> **Work instructions**:
Lines containing the word "screenshot" need to be counted. Please reply with how many there are, and nothing else.
• • • • •
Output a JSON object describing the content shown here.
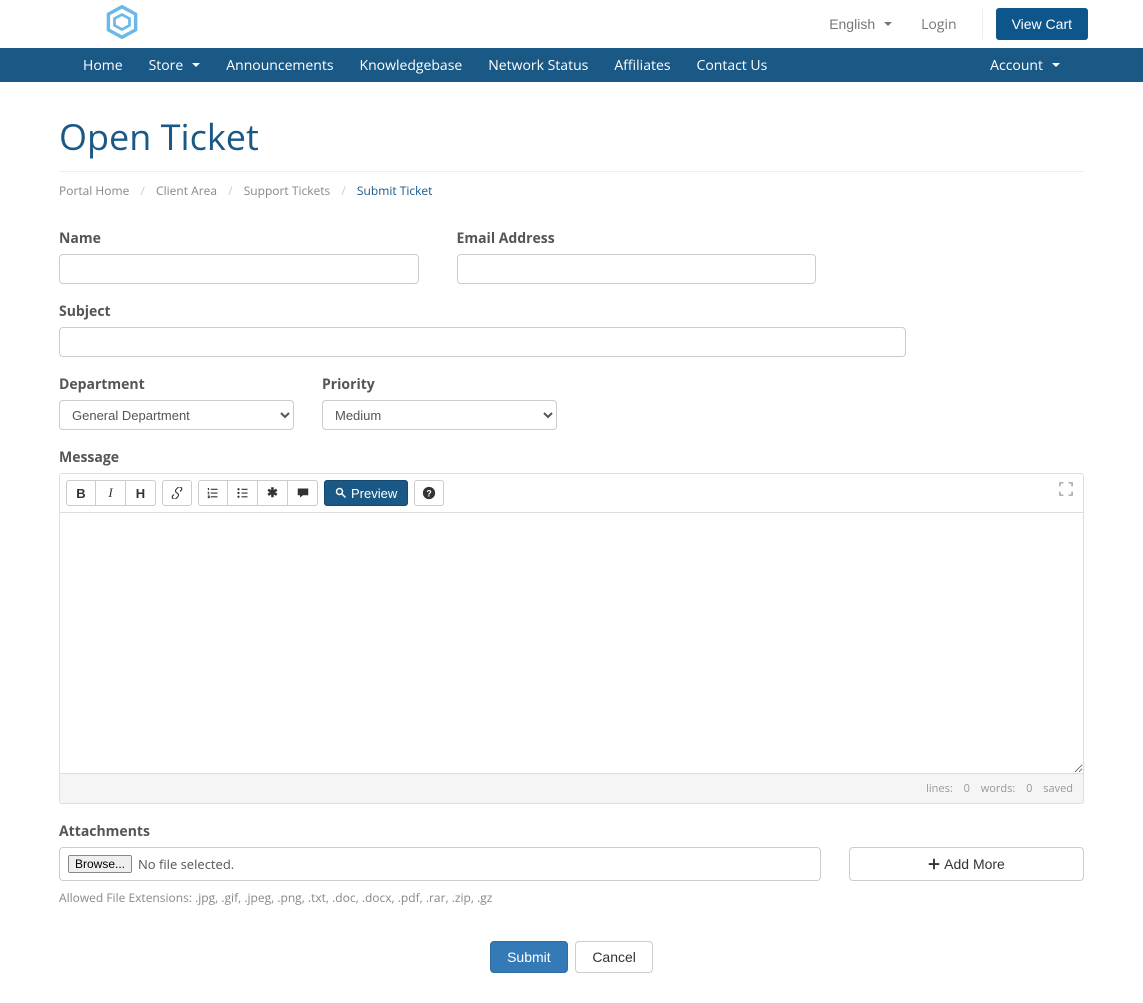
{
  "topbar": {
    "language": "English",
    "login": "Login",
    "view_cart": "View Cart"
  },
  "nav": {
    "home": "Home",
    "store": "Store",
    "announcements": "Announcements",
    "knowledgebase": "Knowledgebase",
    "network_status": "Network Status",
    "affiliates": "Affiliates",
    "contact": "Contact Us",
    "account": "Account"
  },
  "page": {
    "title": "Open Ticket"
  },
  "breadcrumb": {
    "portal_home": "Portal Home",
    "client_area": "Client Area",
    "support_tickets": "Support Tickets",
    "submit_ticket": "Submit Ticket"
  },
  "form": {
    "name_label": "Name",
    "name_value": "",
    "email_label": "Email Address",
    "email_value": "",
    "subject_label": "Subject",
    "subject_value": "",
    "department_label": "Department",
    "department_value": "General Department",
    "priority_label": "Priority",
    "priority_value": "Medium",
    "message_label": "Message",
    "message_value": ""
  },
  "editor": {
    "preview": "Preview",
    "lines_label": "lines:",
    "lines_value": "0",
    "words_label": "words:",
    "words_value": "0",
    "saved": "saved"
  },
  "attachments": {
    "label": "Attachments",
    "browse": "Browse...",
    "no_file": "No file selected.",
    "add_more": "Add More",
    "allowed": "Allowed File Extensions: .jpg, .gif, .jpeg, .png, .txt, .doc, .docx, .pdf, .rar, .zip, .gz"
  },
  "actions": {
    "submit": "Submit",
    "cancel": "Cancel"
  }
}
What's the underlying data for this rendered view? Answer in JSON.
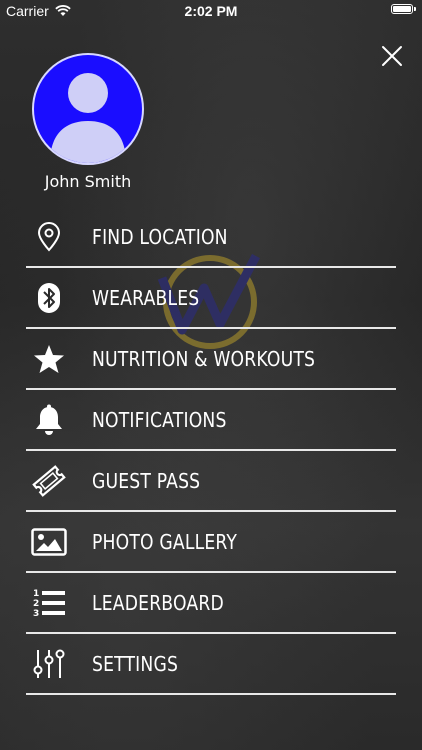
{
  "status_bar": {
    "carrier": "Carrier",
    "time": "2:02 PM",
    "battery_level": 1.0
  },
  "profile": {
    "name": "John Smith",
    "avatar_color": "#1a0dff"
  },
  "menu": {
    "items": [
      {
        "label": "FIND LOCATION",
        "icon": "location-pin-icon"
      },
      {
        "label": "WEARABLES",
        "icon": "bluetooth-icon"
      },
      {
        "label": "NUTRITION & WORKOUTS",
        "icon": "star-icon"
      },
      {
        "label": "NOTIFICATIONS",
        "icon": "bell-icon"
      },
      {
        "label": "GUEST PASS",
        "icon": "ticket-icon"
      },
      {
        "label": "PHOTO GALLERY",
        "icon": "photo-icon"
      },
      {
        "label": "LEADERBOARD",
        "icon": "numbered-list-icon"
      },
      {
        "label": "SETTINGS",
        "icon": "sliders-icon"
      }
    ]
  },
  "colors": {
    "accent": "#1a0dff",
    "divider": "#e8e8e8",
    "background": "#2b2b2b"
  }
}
• • • • •
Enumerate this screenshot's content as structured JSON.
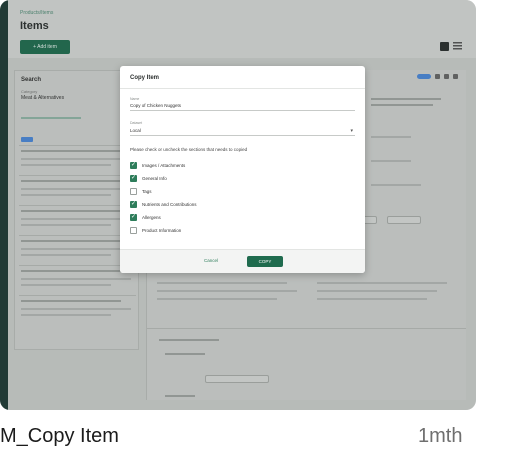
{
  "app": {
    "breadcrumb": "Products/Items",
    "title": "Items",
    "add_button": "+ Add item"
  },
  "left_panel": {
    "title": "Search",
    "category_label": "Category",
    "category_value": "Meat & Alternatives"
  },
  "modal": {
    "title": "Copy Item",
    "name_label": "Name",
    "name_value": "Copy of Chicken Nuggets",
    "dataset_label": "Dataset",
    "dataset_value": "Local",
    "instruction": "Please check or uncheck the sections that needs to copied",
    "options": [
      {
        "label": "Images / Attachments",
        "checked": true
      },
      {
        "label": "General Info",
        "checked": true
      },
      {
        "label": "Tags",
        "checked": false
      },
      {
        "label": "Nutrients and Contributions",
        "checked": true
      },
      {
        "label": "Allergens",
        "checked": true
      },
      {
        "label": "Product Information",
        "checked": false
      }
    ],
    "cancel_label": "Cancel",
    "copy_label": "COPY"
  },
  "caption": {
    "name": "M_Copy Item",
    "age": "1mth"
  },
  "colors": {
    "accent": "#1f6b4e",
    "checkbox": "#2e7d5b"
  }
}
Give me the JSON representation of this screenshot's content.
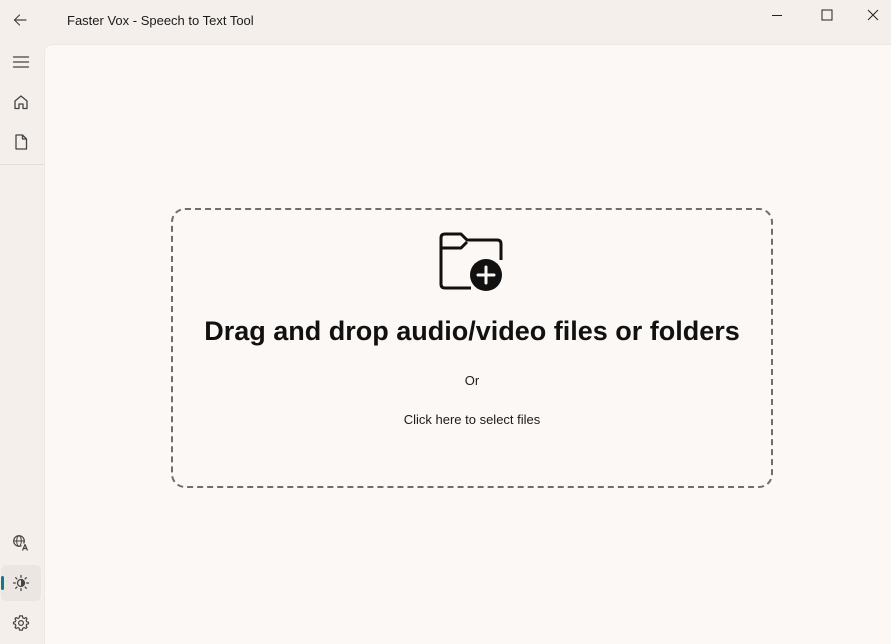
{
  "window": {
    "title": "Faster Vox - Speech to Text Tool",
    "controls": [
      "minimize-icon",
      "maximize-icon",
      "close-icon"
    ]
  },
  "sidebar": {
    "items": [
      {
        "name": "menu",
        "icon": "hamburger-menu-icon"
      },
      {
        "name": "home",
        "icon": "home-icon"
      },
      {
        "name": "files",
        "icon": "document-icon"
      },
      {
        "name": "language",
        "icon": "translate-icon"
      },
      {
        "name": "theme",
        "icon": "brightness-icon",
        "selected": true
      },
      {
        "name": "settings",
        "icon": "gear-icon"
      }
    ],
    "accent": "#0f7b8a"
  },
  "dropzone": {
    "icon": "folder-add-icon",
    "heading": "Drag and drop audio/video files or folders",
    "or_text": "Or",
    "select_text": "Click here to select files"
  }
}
• • • • •
> **Solution for this task**:
2